TASK DESCRIPTION:
Seek out every line containing the word "Region", and copy each.

DATASET RECORDS:
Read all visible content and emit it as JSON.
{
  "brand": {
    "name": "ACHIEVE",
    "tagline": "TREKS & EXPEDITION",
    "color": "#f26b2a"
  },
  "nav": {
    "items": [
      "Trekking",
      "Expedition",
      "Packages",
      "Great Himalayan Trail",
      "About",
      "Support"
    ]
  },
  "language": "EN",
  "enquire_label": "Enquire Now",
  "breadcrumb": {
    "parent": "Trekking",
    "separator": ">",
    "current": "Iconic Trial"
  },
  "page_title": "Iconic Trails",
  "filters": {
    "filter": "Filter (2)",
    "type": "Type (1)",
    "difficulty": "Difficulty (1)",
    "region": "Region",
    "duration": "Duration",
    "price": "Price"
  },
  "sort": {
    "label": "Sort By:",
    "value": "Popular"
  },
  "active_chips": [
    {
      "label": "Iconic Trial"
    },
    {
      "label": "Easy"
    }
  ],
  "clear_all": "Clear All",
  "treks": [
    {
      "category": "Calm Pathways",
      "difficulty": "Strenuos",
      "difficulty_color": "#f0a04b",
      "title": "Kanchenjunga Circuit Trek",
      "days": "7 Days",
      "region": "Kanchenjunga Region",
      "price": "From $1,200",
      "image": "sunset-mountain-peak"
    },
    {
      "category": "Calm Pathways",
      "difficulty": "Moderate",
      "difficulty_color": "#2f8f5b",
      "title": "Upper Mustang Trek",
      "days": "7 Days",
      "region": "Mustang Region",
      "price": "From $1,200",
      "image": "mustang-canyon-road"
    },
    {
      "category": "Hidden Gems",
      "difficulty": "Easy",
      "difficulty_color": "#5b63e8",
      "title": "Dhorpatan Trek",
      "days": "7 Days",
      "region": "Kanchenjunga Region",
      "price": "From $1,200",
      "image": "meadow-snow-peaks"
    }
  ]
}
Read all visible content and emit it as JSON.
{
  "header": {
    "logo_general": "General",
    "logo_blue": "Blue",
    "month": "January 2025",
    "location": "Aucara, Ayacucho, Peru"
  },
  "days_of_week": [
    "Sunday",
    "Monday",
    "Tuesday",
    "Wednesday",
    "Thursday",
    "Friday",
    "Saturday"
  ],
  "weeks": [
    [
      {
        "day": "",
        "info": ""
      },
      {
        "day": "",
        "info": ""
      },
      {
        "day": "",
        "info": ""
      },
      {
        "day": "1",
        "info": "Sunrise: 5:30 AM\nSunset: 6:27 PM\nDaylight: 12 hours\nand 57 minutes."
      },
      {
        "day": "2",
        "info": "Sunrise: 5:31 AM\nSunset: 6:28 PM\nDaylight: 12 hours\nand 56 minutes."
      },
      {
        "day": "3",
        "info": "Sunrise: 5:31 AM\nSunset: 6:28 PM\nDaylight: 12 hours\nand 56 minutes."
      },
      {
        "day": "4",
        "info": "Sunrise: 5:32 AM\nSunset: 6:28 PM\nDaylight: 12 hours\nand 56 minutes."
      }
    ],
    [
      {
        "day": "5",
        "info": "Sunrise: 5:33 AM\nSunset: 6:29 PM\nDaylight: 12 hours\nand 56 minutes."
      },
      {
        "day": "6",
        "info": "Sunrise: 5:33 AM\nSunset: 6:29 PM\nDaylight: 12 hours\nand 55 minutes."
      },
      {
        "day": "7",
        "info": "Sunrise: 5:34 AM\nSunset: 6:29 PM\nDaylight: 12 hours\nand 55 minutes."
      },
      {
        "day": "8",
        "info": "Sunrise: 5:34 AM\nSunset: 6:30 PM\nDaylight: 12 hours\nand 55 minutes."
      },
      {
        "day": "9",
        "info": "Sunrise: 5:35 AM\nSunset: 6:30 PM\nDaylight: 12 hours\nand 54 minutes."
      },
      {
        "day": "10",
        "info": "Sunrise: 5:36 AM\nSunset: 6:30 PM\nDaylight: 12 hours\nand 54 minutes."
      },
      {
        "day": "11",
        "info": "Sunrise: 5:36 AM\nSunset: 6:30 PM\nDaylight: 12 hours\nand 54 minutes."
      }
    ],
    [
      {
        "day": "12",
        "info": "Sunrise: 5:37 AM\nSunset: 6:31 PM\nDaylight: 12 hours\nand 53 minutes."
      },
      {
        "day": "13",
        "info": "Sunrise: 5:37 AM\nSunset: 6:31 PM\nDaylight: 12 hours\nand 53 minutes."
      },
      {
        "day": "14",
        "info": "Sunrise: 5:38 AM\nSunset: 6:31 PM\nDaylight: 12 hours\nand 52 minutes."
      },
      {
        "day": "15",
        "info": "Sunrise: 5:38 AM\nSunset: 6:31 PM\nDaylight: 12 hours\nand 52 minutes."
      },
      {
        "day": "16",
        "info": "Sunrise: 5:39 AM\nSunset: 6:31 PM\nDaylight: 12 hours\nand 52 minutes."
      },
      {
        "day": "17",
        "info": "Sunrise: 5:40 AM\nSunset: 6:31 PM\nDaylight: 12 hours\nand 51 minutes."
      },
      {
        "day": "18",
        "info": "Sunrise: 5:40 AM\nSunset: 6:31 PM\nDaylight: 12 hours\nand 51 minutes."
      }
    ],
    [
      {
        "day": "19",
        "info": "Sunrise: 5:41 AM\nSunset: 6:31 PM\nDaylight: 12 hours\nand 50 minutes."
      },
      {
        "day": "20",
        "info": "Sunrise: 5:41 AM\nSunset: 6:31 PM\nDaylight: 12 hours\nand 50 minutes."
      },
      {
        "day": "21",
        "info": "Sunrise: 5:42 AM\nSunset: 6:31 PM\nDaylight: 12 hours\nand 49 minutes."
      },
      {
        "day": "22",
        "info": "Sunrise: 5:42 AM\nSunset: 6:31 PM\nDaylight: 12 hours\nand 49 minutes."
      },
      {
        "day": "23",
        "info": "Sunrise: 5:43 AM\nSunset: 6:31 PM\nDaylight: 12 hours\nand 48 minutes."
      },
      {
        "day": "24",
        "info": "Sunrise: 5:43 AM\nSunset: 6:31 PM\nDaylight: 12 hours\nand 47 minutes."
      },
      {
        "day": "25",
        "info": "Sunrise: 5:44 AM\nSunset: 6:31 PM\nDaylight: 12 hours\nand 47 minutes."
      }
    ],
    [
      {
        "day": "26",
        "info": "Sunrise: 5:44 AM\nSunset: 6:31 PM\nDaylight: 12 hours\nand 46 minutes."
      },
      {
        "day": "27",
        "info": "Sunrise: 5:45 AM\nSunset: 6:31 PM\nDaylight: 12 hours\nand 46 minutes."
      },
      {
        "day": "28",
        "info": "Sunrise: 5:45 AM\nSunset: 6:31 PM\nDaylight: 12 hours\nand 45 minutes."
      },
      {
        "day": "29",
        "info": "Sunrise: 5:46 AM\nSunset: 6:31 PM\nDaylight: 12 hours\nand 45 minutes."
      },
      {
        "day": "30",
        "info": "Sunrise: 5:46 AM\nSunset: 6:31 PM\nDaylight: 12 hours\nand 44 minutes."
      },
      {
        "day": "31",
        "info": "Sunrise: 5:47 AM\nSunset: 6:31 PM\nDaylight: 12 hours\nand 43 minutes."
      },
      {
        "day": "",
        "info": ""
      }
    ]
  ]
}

FULL RESPONSE:
    "region": "Region",
      "region": "Kanchenjunga Region",
      "region": "Mustang Region",
      "region": "Kanchenjunga Region",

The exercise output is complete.